Return the lines below that carry the word "this".
%%
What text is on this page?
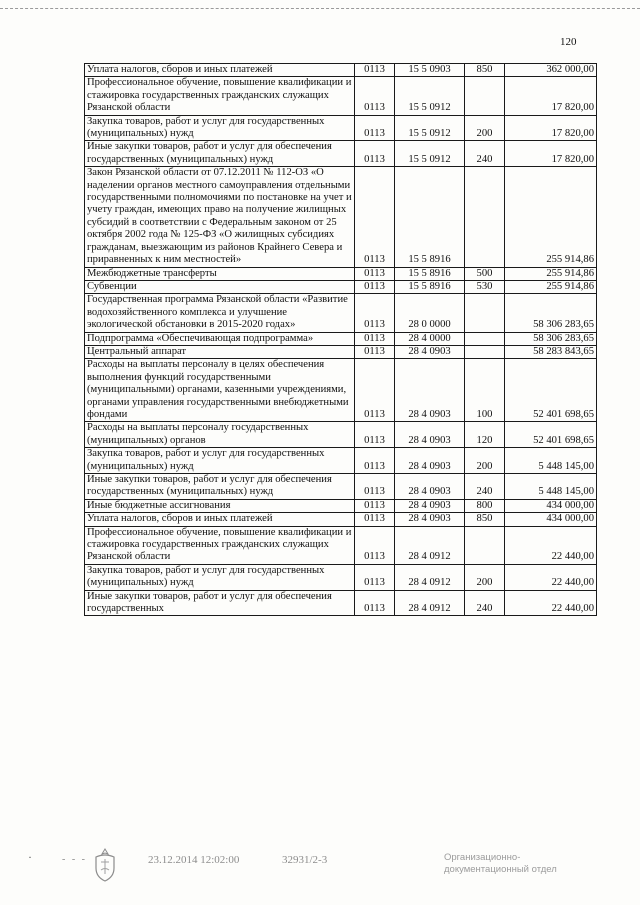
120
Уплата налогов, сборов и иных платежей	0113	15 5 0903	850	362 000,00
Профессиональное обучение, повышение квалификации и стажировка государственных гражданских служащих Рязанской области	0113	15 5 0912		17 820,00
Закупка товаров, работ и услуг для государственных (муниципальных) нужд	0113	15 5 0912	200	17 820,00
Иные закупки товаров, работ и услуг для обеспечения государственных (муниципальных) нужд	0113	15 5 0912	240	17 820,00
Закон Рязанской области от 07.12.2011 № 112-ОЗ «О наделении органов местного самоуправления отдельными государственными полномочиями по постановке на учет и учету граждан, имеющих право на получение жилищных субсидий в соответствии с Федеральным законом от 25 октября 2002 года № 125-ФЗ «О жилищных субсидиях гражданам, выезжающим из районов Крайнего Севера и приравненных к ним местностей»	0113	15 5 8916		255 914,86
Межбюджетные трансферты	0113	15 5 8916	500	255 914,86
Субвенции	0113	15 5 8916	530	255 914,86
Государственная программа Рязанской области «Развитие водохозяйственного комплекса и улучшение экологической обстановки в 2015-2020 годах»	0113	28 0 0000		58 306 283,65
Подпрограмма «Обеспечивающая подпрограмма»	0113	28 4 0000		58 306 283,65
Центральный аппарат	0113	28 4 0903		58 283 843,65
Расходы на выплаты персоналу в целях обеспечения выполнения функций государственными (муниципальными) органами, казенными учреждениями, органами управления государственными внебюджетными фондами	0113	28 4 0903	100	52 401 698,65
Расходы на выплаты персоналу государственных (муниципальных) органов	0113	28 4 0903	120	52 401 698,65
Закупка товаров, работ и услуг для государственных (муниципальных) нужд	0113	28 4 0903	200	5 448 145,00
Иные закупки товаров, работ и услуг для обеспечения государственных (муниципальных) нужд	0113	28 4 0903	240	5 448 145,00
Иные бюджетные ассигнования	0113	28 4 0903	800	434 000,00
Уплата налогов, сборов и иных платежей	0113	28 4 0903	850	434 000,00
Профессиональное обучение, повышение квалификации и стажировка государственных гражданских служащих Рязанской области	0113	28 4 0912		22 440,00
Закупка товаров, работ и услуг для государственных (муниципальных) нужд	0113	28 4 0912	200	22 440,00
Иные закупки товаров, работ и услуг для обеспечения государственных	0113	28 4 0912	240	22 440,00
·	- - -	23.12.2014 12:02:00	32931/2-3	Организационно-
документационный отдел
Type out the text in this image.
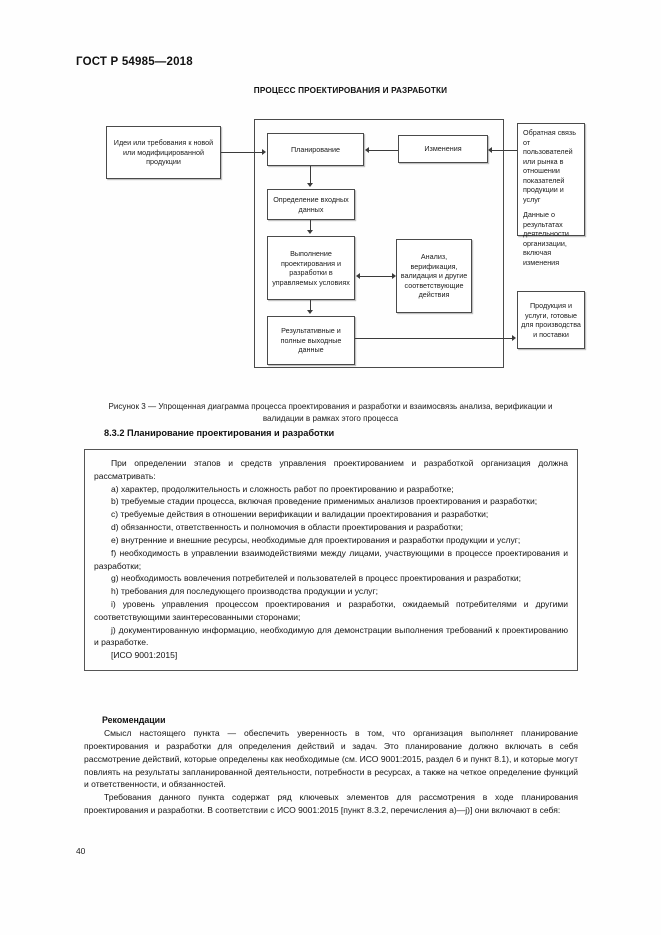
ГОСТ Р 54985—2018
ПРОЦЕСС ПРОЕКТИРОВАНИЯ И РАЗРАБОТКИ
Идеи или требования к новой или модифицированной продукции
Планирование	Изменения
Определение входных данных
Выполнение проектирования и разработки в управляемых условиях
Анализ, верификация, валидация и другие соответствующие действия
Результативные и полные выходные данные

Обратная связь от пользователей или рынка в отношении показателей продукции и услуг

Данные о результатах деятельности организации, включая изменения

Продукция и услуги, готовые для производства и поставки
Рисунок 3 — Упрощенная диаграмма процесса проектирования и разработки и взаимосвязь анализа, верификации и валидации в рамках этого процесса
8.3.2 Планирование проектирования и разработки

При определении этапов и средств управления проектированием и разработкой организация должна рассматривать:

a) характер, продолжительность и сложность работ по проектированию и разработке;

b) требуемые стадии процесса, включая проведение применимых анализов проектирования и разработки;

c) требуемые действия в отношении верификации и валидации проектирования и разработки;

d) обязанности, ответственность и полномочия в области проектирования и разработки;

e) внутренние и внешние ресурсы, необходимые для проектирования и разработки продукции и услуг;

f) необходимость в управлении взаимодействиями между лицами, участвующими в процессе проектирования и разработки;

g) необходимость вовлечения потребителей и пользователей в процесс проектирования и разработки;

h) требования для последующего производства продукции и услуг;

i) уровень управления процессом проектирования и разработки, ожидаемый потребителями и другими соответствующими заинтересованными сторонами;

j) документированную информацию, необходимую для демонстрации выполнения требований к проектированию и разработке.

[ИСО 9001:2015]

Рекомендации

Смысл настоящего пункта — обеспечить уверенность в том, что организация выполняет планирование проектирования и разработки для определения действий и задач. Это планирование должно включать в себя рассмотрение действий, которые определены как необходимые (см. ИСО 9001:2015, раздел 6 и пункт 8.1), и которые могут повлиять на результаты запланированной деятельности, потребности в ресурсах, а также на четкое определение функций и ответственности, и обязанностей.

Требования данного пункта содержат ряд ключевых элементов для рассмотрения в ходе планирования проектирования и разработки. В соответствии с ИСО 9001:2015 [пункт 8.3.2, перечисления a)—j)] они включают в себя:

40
%%
%%
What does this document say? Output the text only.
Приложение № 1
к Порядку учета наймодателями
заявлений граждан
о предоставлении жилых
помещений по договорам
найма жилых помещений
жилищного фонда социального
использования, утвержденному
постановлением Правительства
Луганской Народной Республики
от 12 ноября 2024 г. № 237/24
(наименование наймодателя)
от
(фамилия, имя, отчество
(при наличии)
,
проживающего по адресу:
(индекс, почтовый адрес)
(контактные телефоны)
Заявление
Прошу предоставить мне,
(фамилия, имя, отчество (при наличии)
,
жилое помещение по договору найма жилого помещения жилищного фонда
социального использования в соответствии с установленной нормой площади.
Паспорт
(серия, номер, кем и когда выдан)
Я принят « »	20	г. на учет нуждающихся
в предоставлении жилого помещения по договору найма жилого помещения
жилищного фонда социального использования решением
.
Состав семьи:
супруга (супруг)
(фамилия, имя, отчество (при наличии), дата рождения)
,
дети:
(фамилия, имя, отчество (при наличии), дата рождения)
%%
- [Task response]:
What text is on this page?
Type out the text in this image.
What does this document say? Output the text only.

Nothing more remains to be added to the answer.